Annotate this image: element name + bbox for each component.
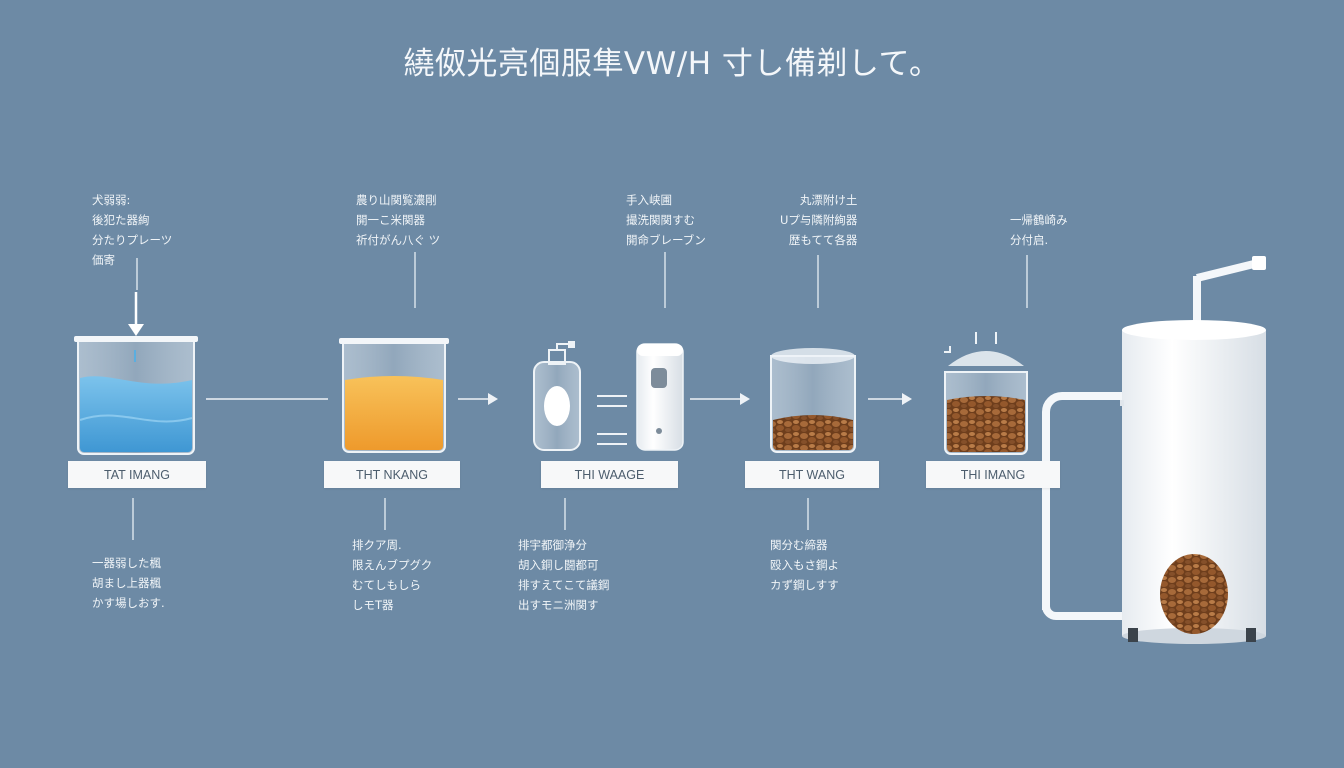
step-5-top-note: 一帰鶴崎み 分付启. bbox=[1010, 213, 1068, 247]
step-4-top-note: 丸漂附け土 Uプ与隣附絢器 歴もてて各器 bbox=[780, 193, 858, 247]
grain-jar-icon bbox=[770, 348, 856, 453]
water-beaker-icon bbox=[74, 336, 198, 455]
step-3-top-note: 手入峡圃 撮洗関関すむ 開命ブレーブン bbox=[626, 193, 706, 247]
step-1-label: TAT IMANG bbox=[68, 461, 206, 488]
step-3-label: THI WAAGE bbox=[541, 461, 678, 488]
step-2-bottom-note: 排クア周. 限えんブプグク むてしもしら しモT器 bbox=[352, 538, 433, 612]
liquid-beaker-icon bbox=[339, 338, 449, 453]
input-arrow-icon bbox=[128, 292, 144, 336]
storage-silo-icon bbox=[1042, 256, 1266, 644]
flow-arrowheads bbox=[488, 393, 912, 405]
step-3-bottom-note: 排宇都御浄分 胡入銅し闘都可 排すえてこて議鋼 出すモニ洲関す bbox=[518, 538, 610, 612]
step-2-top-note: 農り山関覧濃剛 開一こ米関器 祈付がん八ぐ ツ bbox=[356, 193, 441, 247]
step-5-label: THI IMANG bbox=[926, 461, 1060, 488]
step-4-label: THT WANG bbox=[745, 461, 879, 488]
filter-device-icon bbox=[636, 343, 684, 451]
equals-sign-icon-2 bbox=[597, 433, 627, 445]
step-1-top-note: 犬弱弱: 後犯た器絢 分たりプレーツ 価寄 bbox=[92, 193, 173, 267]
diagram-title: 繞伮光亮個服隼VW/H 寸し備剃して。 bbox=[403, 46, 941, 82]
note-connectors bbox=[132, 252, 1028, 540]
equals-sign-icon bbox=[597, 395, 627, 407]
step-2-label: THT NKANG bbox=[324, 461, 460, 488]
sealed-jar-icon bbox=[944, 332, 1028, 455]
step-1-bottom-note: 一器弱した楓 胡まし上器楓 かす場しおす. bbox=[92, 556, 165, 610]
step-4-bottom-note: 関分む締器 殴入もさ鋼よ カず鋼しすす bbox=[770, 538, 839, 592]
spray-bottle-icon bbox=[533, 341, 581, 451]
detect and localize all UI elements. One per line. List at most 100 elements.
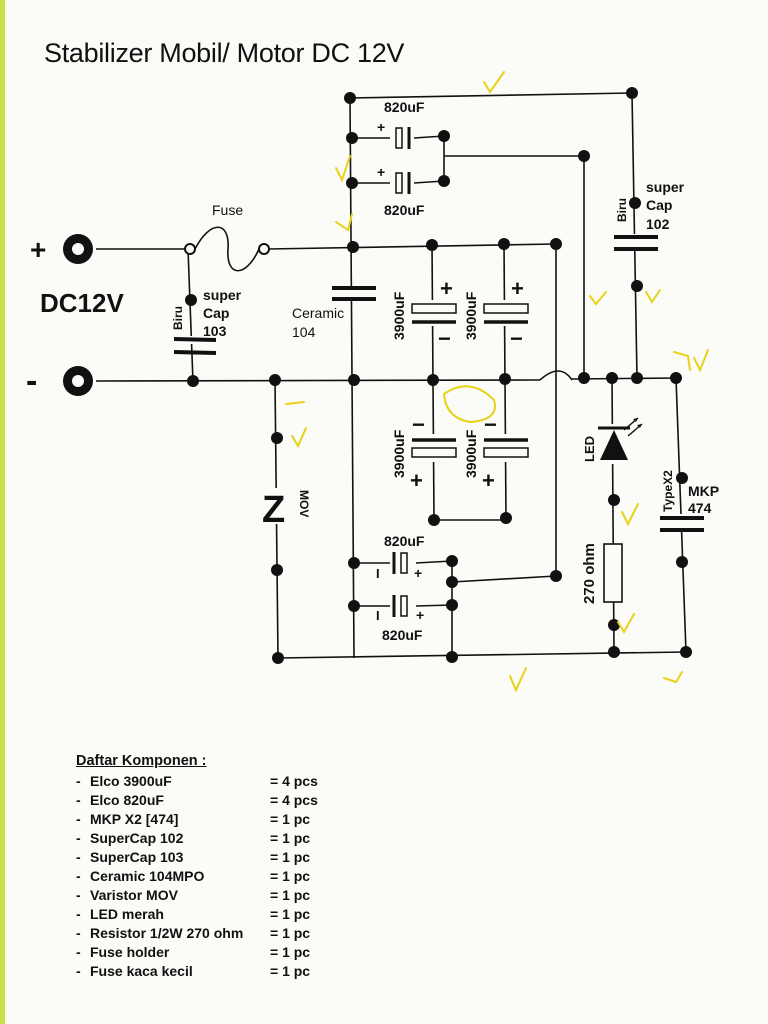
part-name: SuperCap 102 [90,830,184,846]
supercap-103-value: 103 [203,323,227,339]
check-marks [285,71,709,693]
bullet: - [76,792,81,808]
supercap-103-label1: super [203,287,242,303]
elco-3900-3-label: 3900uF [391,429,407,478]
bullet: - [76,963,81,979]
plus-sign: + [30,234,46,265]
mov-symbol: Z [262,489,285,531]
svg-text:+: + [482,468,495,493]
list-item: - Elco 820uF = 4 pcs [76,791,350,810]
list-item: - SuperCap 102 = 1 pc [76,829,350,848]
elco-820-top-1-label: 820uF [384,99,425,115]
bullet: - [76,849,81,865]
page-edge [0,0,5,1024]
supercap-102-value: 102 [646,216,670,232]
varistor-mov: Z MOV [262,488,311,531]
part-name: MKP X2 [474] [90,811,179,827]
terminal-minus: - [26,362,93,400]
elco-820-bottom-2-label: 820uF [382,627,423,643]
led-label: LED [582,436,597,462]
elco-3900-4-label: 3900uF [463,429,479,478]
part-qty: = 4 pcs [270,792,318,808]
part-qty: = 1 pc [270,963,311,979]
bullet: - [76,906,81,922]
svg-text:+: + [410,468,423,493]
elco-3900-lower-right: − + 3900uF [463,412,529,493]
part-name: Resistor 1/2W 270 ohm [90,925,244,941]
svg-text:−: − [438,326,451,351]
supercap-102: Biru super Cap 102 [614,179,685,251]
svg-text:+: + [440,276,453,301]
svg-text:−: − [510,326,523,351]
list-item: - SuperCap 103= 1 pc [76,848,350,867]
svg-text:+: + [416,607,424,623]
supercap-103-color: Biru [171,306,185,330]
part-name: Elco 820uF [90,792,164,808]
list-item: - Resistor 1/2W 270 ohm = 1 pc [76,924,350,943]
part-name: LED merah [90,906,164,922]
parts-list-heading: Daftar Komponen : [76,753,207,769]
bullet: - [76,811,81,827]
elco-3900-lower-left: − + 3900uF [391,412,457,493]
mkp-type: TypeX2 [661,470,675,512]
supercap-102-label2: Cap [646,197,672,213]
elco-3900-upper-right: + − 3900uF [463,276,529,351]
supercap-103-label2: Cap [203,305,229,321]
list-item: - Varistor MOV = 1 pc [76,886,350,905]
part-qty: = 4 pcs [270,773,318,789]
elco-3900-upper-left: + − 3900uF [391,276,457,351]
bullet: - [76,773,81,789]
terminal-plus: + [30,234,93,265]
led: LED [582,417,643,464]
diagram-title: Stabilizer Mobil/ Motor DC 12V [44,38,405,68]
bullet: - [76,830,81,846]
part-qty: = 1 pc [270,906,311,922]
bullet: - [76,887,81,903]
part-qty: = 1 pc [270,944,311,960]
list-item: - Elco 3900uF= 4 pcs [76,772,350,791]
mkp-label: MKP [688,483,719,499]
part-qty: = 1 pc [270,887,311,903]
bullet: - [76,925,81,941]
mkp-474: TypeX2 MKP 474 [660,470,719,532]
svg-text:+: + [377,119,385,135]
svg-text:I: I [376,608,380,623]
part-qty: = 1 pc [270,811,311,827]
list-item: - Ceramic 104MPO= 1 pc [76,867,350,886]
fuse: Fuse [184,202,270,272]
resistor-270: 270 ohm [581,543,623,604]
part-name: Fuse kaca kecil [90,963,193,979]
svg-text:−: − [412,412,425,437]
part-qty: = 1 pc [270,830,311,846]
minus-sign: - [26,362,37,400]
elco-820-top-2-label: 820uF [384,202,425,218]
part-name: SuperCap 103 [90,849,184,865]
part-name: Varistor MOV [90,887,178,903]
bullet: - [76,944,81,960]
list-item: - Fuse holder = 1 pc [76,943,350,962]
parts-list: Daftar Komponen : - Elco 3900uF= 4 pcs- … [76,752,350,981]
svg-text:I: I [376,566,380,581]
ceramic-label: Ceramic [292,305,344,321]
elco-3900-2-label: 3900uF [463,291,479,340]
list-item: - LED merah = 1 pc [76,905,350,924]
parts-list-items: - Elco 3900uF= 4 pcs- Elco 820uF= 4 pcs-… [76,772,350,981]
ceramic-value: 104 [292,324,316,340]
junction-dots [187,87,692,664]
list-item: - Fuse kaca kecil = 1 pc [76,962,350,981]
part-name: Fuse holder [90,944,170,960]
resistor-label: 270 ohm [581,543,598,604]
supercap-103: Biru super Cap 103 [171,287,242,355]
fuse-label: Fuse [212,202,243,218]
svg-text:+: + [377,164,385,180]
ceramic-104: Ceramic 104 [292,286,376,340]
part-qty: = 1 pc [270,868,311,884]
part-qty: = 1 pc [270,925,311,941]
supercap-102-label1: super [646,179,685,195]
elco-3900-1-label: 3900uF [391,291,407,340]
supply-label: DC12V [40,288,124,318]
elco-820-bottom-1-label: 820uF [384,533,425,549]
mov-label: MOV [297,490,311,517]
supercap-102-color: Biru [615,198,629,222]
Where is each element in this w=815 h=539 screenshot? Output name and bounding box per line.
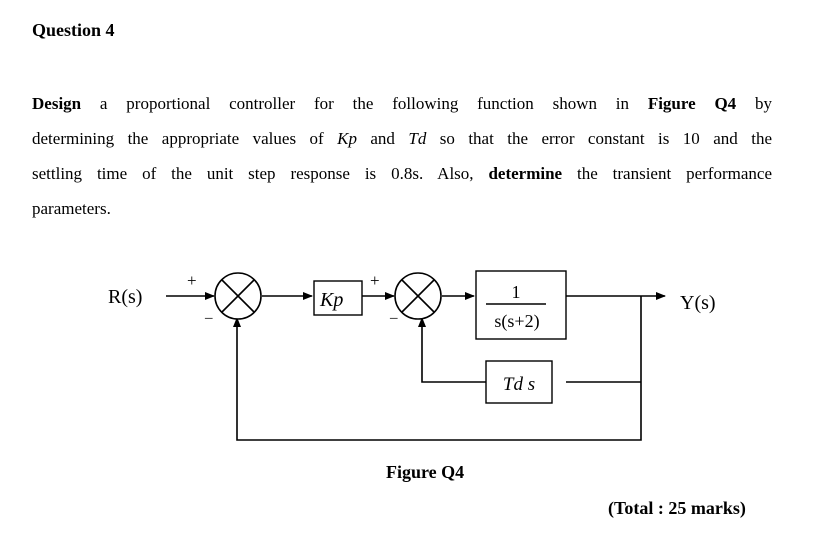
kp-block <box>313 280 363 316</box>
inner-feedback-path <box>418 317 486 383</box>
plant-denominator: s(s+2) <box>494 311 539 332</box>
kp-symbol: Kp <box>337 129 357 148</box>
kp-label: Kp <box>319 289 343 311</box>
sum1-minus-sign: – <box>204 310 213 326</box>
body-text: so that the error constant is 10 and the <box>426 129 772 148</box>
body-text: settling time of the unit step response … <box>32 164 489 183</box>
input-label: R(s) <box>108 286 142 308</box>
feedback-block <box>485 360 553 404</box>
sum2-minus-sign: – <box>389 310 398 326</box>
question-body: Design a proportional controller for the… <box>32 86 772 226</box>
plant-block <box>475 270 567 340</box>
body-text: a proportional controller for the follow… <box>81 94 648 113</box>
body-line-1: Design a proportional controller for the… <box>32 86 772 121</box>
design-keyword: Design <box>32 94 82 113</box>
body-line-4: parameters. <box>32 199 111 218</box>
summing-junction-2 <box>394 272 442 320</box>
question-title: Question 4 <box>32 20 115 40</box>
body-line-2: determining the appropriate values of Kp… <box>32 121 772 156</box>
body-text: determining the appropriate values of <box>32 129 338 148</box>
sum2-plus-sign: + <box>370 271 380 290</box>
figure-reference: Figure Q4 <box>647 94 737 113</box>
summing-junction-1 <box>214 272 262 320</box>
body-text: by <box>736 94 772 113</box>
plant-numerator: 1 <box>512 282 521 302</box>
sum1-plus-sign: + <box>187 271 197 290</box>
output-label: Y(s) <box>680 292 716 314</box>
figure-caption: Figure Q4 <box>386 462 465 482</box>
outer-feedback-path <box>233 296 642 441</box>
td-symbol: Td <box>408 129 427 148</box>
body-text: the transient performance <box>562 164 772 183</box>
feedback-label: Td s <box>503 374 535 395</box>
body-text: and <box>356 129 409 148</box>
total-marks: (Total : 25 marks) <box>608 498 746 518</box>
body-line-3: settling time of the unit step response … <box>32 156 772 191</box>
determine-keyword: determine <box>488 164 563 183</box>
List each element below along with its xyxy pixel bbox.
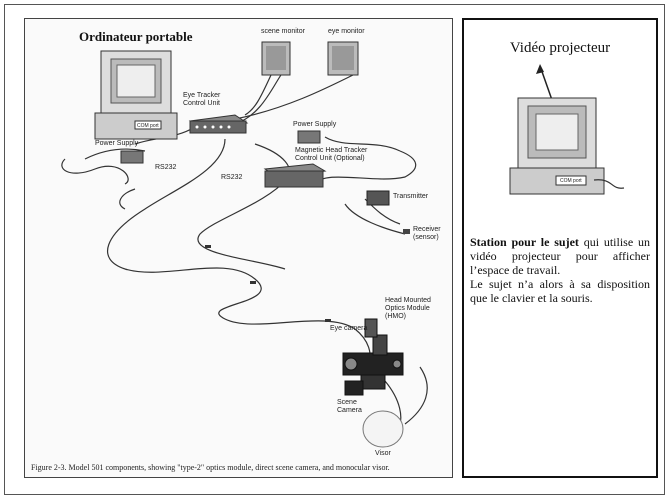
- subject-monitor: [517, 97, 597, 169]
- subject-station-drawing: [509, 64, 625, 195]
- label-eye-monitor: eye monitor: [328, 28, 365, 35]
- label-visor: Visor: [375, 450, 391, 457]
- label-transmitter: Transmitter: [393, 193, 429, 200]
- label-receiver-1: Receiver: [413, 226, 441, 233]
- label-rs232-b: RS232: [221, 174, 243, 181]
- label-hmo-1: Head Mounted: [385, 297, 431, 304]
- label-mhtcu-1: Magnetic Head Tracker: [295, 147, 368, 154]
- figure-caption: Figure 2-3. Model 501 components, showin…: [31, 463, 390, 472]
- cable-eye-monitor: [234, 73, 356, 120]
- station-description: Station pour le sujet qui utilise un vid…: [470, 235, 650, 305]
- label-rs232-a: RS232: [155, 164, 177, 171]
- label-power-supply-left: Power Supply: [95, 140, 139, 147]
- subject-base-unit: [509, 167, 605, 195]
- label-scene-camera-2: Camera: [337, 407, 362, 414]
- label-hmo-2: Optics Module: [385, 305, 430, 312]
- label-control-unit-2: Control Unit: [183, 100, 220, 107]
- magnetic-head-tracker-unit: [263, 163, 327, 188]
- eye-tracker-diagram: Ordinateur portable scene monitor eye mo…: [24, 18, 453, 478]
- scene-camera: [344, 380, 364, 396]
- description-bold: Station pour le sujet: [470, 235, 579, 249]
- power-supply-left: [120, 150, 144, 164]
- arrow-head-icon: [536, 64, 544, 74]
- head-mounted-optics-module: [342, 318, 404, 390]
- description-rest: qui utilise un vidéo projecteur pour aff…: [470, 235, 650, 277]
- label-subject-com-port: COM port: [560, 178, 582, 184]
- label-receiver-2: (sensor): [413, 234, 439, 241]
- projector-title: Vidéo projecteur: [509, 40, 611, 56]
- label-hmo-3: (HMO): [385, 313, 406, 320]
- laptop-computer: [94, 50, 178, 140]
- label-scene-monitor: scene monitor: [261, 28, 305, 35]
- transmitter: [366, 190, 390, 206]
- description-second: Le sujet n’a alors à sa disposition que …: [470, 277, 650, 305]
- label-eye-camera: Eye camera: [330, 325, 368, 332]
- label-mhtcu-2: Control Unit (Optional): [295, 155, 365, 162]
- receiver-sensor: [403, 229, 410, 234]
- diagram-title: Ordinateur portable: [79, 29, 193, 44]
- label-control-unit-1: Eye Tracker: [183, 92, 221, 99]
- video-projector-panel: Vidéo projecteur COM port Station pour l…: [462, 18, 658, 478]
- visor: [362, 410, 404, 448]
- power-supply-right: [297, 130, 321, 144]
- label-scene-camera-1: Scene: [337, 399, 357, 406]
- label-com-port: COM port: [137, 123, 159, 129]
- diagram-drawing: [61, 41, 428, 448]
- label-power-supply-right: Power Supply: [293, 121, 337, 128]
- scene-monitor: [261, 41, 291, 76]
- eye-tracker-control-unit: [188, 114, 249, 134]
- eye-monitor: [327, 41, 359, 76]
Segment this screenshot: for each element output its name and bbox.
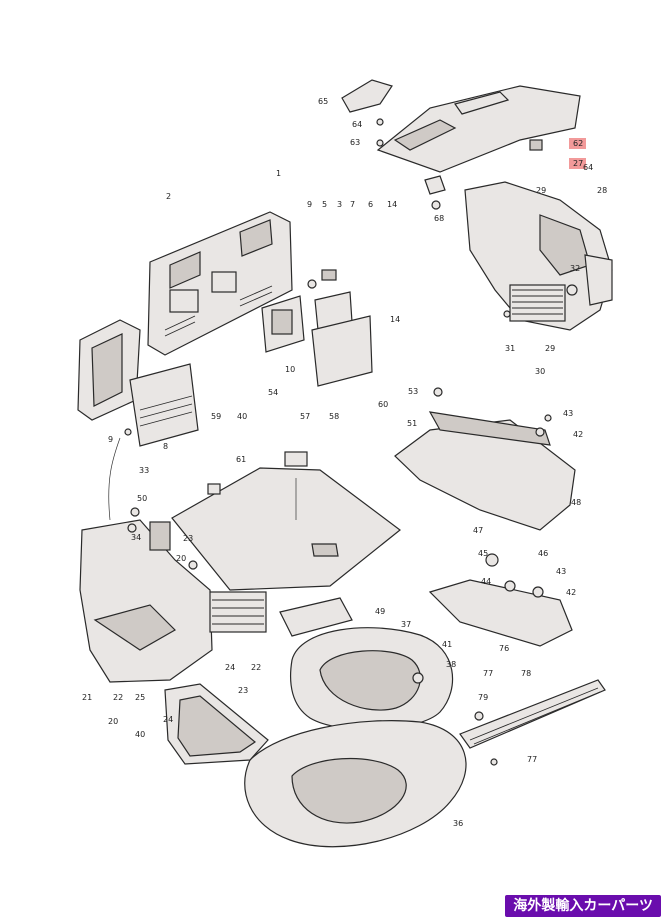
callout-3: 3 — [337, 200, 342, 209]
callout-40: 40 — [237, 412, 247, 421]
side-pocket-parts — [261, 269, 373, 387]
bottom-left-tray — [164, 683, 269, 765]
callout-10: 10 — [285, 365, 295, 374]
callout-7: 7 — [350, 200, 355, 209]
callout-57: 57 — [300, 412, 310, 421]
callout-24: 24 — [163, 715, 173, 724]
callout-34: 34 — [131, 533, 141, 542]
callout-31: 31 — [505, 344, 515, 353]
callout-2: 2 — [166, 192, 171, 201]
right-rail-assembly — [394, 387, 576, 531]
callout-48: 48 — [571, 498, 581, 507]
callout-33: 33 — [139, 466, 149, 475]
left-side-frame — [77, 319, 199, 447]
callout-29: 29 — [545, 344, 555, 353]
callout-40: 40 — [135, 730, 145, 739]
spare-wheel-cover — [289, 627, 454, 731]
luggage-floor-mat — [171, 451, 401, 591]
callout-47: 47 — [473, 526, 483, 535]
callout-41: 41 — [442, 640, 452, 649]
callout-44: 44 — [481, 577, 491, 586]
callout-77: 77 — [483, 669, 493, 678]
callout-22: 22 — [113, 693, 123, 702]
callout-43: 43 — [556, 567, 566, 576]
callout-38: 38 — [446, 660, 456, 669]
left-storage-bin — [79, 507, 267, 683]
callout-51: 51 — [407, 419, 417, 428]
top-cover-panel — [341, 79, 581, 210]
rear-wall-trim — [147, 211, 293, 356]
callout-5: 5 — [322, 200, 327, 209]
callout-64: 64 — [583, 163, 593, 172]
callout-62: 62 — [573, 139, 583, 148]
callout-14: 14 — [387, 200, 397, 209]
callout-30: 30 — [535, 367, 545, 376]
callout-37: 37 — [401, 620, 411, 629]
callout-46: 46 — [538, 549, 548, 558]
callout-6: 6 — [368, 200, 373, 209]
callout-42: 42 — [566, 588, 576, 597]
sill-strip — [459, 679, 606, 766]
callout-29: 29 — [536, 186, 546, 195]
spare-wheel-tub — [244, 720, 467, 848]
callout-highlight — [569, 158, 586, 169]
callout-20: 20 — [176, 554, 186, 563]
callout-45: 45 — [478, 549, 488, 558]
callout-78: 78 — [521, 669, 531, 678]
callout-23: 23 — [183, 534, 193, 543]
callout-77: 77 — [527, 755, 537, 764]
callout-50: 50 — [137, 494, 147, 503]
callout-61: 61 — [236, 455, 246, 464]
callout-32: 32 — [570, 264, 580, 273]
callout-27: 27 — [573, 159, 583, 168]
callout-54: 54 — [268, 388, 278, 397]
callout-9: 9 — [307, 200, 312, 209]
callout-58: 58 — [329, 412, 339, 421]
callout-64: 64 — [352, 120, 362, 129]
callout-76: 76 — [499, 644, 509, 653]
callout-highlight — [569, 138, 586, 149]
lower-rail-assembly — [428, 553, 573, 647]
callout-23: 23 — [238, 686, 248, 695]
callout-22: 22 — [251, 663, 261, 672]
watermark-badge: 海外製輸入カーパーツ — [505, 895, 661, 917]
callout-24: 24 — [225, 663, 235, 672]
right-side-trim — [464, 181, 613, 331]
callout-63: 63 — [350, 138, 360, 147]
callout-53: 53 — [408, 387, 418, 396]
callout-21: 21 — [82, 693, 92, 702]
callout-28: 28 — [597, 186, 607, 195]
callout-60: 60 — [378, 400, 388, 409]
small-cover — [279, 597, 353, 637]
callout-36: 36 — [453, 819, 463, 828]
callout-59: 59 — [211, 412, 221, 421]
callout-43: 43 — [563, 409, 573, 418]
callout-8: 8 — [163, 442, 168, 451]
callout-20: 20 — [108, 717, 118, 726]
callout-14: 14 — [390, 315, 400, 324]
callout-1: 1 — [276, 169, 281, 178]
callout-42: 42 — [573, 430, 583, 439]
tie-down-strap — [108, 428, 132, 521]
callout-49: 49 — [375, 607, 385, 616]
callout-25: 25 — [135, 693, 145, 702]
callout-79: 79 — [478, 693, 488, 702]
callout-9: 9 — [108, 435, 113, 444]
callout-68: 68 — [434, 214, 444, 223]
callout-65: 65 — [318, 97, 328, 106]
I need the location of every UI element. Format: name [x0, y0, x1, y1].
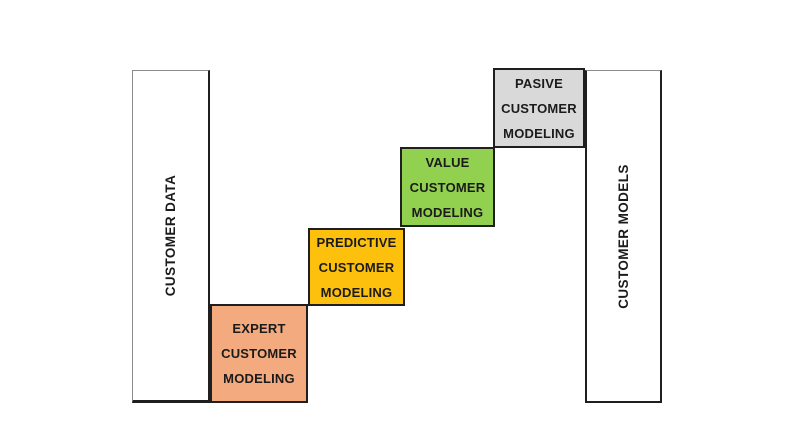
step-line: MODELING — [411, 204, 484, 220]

_ _ _ _ _ _ _

▶ **Problem requirements**
In the records, rename "luggage-floor-mat" to "cargo-floor-mat" in the part that opens with the line containing "callout-3: 3 — [337, 200, 342, 209]" and closes with the line containing "sill-strip — [459, 679, 606, 766]". Return only those lines, with everything else left unchanged.

▶ **Task answer**
callout-3: 3 — [337, 200, 342, 209]
callout-40: 40 — [237, 412, 247, 421]
side-pocket-parts — [261, 269, 373, 387]
bottom-left-tray — [164, 683, 269, 765]
callout-10: 10 — [285, 365, 295, 374]
callout-7: 7 — [350, 200, 355, 209]
callout-57: 57 — [300, 412, 310, 421]
callout-24: 24 — [163, 715, 173, 724]
callout-34: 34 — [131, 533, 141, 542]
callout-31: 31 — [505, 344, 515, 353]
callout-2: 2 — [166, 192, 171, 201]
right-rail-assembly — [394, 387, 576, 531]
callout-48: 48 — [571, 498, 581, 507]
callout-33: 33 — [139, 466, 149, 475]
left-side-frame — [77, 319, 199, 447]
callout-29: 29 — [545, 344, 555, 353]
callout-40: 40 — [135, 730, 145, 739]
spare-wheel-cover — [289, 627, 454, 731]
cargo-floor-mat — [171, 451, 401, 591]
callout-47: 47 — [473, 526, 483, 535]
callout-41: 41 — [442, 640, 452, 649]
callout-44: 44 — [481, 577, 491, 586]
callout-77: 77 — [483, 669, 493, 678]
callout-22: 22 — [113, 693, 123, 702]
callout-43: 43 — [556, 567, 566, 576]
callout-38: 38 — [446, 660, 456, 669]
left-storage-bin — [79, 507, 267, 683]
callout-51: 51 — [407, 419, 417, 428]
top-cover-panel — [341, 79, 581, 210]
rear-wall-trim — [147, 211, 293, 356]
callout-5: 5 — [322, 200, 327, 209]
callout-64: 64 — [583, 163, 593, 172]
callout-62: 62 — [573, 139, 583, 148]
callout-14: 14 — [387, 200, 397, 209]
callout-30: 30 — [535, 367, 545, 376]
callout-37: 37 — [401, 620, 411, 629]
callout-46: 46 — [538, 549, 548, 558]
callout-6: 6 — [368, 200, 373, 209]
callout-42: 42 — [566, 588, 576, 597]
sill-strip — [459, 679, 606, 766]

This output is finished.